__Selected extract__.
+++++
Tag Archives: depression

PTSD and Grief – Healing Through Nature

File:Early Fall in Sierra Nevada Range, CA 9-16 (29957191822).jpg

Early Autumn in the Sierra Nevada, Author Don Graham of Redlands, CA (CC BY-SA 2.0 Generic)

“Everybody needs beauty as well as bread, places to play in and pray in, where nature may heal and give strength to body and soul alike.”

– John Muir

The respected naturalist and environmental philosopher, John Muir, believed that nature offers the body and mind opportunities to heal themselves [1].

Muir tirelessly hiked the Sierra Nevada, writing extensively about his experiences and ultimately co-founding America’s premier conservation organization, the Sierra Club.  His activism helped to preserve both Yosemite and Sequoia National Parks.
+++++
__Data supplied__.
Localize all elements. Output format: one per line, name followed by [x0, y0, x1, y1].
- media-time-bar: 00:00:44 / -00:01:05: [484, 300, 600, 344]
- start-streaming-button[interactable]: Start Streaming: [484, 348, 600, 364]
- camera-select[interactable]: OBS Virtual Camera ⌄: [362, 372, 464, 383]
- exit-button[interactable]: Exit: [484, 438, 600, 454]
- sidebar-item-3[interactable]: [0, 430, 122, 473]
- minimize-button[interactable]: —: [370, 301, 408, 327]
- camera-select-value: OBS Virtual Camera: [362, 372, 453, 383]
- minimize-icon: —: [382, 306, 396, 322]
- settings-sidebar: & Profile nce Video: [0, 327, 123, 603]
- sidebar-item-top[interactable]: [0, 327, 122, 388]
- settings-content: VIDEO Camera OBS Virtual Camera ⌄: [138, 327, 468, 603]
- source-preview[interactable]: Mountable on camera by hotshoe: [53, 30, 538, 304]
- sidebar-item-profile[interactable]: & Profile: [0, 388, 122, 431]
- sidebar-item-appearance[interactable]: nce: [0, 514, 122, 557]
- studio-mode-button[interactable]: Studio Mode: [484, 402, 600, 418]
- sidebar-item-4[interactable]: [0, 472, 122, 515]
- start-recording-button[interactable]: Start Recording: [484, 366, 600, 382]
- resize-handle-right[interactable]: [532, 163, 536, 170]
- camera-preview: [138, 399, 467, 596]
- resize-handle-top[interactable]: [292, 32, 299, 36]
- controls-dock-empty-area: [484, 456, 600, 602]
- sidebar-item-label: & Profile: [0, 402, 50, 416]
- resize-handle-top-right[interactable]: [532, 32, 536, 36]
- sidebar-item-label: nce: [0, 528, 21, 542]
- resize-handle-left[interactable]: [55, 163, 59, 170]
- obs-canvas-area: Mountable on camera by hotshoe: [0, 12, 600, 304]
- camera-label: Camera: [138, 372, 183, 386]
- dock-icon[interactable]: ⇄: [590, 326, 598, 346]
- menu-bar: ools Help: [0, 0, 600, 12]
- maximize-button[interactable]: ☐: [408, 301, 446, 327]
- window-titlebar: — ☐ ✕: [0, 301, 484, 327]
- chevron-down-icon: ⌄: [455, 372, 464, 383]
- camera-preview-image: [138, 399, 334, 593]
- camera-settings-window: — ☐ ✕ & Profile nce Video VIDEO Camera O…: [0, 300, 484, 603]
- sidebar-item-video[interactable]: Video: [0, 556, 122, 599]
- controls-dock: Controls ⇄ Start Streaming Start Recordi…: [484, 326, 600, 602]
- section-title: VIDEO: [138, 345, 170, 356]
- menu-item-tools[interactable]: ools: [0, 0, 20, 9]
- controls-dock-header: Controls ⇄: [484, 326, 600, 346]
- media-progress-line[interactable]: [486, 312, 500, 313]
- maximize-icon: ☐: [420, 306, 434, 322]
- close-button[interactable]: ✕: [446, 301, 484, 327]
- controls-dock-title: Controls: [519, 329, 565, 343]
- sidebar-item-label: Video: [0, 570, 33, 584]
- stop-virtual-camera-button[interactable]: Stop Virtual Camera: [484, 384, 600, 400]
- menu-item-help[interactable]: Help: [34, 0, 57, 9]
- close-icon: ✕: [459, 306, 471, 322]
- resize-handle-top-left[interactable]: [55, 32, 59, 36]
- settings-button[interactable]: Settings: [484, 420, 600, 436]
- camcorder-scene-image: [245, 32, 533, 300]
+++++
__What is expected__. Write the next part of the post on PTSD, grief, and healing through nature, starting right after its last sentence.

__Answer space__.
Mission Outdoors https://missionoutdoors.org/ and Hometown Hero Outdoors https://hometownherooutdoors.org/ are two small non-profits which share Muir’s view.

They afford military service members and veterans a temporary escape from the stress of combat or the difficulties of transitioning to civilian life through hunting, fishing, and other outdoor activities.  Hometown Hero Outdoors is open to law enforcement personnel, as well.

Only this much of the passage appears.